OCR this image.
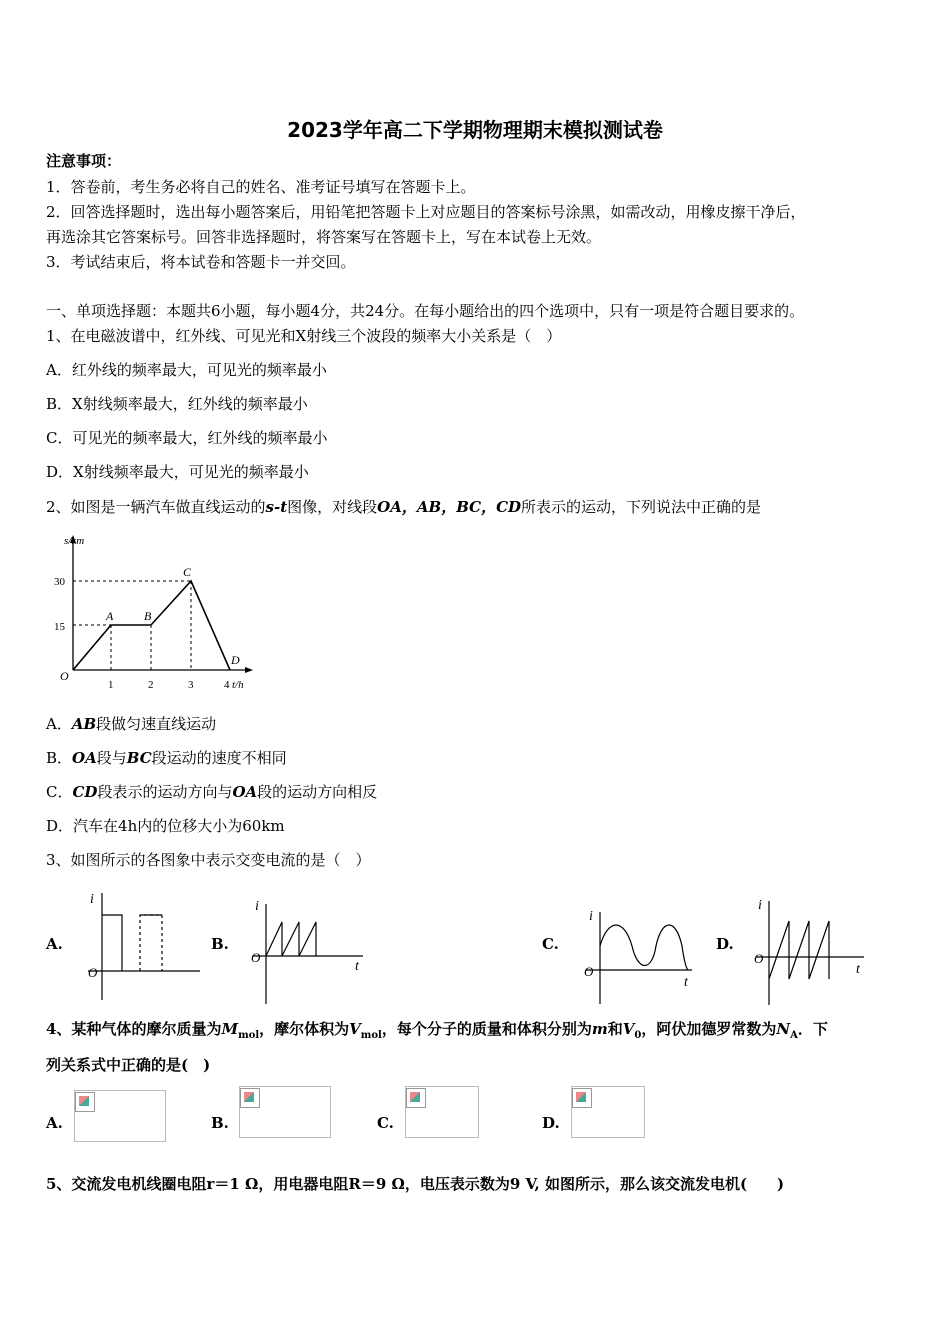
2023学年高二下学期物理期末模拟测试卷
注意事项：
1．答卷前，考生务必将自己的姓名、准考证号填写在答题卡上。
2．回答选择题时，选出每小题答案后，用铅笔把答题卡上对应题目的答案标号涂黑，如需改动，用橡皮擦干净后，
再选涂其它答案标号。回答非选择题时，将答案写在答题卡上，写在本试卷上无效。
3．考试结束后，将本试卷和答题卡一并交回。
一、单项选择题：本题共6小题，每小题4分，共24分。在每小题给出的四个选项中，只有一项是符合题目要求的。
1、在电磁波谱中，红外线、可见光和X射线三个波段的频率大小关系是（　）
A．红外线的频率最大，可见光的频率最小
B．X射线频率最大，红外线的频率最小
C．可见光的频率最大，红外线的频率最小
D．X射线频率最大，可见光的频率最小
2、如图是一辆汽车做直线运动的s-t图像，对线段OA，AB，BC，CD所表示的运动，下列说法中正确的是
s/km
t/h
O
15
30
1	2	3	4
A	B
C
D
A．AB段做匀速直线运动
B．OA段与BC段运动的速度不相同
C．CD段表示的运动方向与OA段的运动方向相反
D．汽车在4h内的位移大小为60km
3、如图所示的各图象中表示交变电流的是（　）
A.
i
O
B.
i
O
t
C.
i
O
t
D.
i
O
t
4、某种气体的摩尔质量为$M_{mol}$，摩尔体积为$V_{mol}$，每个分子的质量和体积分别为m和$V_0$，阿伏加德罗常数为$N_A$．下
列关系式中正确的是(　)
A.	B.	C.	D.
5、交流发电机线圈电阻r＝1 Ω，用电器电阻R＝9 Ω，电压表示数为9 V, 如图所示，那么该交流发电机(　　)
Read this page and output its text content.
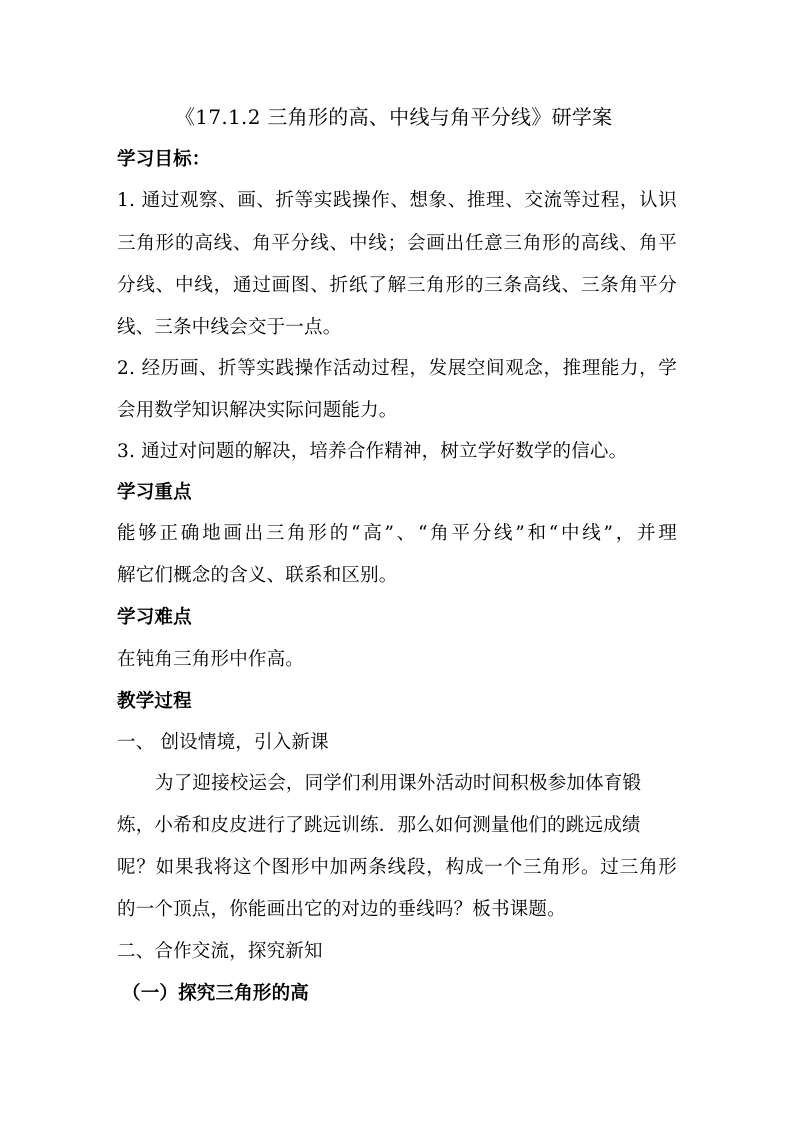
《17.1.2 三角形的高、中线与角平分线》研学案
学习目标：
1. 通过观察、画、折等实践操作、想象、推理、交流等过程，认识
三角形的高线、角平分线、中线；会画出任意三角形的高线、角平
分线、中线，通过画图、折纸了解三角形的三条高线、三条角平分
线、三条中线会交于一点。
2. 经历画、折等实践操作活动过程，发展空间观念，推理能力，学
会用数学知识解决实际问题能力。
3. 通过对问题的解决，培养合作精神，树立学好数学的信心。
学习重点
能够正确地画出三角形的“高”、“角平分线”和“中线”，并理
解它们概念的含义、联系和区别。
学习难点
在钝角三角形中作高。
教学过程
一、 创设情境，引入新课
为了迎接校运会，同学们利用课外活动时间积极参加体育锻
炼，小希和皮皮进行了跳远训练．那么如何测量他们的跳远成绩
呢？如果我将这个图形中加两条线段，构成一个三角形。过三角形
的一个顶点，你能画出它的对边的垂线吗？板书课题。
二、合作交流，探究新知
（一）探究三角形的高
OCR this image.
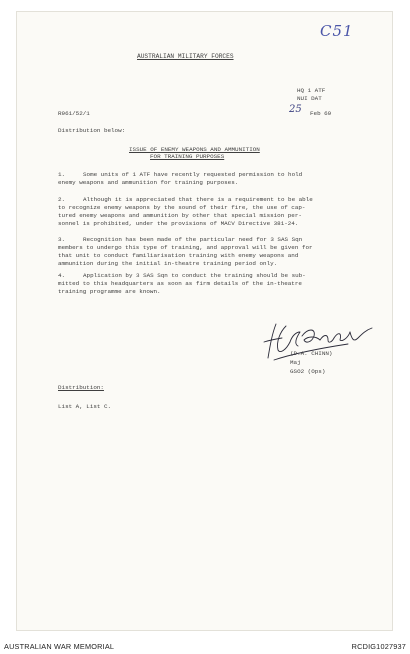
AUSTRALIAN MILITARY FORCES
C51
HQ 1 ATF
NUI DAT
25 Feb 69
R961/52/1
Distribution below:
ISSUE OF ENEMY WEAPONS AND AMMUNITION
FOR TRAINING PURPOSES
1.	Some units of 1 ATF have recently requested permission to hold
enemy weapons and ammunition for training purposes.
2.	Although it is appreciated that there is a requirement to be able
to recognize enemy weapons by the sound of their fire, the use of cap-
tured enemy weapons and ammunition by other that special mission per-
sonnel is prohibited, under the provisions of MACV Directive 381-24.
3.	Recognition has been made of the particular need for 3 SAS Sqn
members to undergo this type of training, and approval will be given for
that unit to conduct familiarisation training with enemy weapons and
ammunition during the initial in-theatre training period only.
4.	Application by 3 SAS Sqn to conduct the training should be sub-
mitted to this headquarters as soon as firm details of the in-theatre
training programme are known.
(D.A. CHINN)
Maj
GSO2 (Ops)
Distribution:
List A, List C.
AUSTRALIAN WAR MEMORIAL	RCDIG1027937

→ **Instructions to follow**:
Reproduce all entries exactly. Pictures do not belong in the copy.

→ **The answer**:
OCR this image.
2023学年高二下学期物理期末模拟测试卷
注意事项：
1．答卷前，考生务必将自己的姓名、准考证号填写在答题卡上。
2．回答选择题时，选出每小题答案后，用铅笔把答题卡上对应题目的答案标号涂黑，如需改动，用橡皮擦干净后，
再选涂其它答案标号。回答非选择题时，将答案写在答题卡上，写在本试卷上无效。
3．考试结束后，将本试卷和答题卡一并交回。
一、单项选择题：本题共6小题，每小题4分，共24分。在每小题给出的四个选项中，只有一项是符合题目要求的。
1、在电磁波谱中，红外线、可见光和X射线三个波段的频率大小关系是（　）
A．红外线的频率最大，可见光的频率最小
B．X射线频率最大，红外线的频率最小
C．可见光的频率最大，红外线的频率最小
D．X射线频率最大，可见光的频率最小
2、如图是一辆汽车做直线运动的s-t图像，对线段OA，AB，BC，CD所表示的运动，下列说法中正确的是
s/km
t/h
O
15
30
1	2	3	4
A	B
C
D
A．AB段做匀速直线运动
B．OA段与BC段运动的速度不相同
C．CD段表示的运动方向与OA段的运动方向相反
D．汽车在4h内的位移大小为60km
3、如图所示的各图象中表示交变电流的是（　）
A.
i
O
B.
i
O
t
C.
i
O
t
D.
i
O
t
4、某种气体的摩尔质量为$M_{mol}$，摩尔体积为$V_{mol}$，每个分子的质量和体积分别为m和$V_0$，阿伏加德罗常数为$N_A$．下
列关系式中正确的是(　)
A.	B.	C.	D.
5、交流发电机线圈电阻r＝1 Ω，用电器电阻R＝9 Ω，电压表示数为9 V, 如图所示，那么该交流发电机(　　)
Read this page and output its text content.
《17.1.2 三角形的高、中线与角平分线》研学案
学习目标：
1. 通过观察、画、折等实践操作、想象、推理、交流等过程，认识
三角形的高线、角平分线、中线；会画出任意三角形的高线、角平
分线、中线，通过画图、折纸了解三角形的三条高线、三条角平分
线、三条中线会交于一点。
2. 经历画、折等实践操作活动过程，发展空间观念，推理能力，学
会用数学知识解决实际问题能力。
3. 通过对问题的解决，培养合作精神，树立学好数学的信心。
学习重点
能够正确地画出三角形的“高”、“角平分线”和“中线”，并理
解它们概念的含义、联系和区别。
学习难点
在钝角三角形中作高。
教学过程
一、 创设情境，引入新课
为了迎接校运会，同学们利用课外活动时间积极参加体育锻
炼，小希和皮皮进行了跳远训练．那么如何测量他们的跳远成绩
呢？如果我将这个图形中加两条线段，构成一个三角形。过三角形
的一个顶点，你能画出它的对边的垂线吗？板书课题。
二、合作交流，探究新知
（一）探究三角形的高
OCR this image.
AUSTRALIAN MILITARY FORCES
C51
HQ 1 ATF
NUI DAT
25 Feb 69
R961/52/1
Distribution below:
ISSUE OF ENEMY WEAPONS AND AMMUNITION
FOR TRAINING PURPOSES
1.	Some units of 1 ATF have recently requested permission to hold
enemy weapons and ammunition for training purposes.
2.	Although it is appreciated that there is a requirement to be able
to recognize enemy weapons by the sound of their fire, the use of cap-
tured enemy weapons and ammunition by other that special mission per-
sonnel is prohibited, under the provisions of MACV Directive 381-24.
3.	Recognition has been made of the particular need for 3 SAS Sqn
members to undergo this type of training, and approval will be given for
that unit to conduct familiarisation training with enemy weapons and
ammunition during the initial in-theatre training period only.
4.	Application by 3 SAS Sqn to conduct the training should be sub-
mitted to this headquarters as soon as firm details of the in-theatre
training programme are known.
(D.A. CHINN)
Maj
GSO2 (Ops)
Distribution:
List A, List C.
AUSTRALIAN WAR MEMORIAL	RCDIG1027937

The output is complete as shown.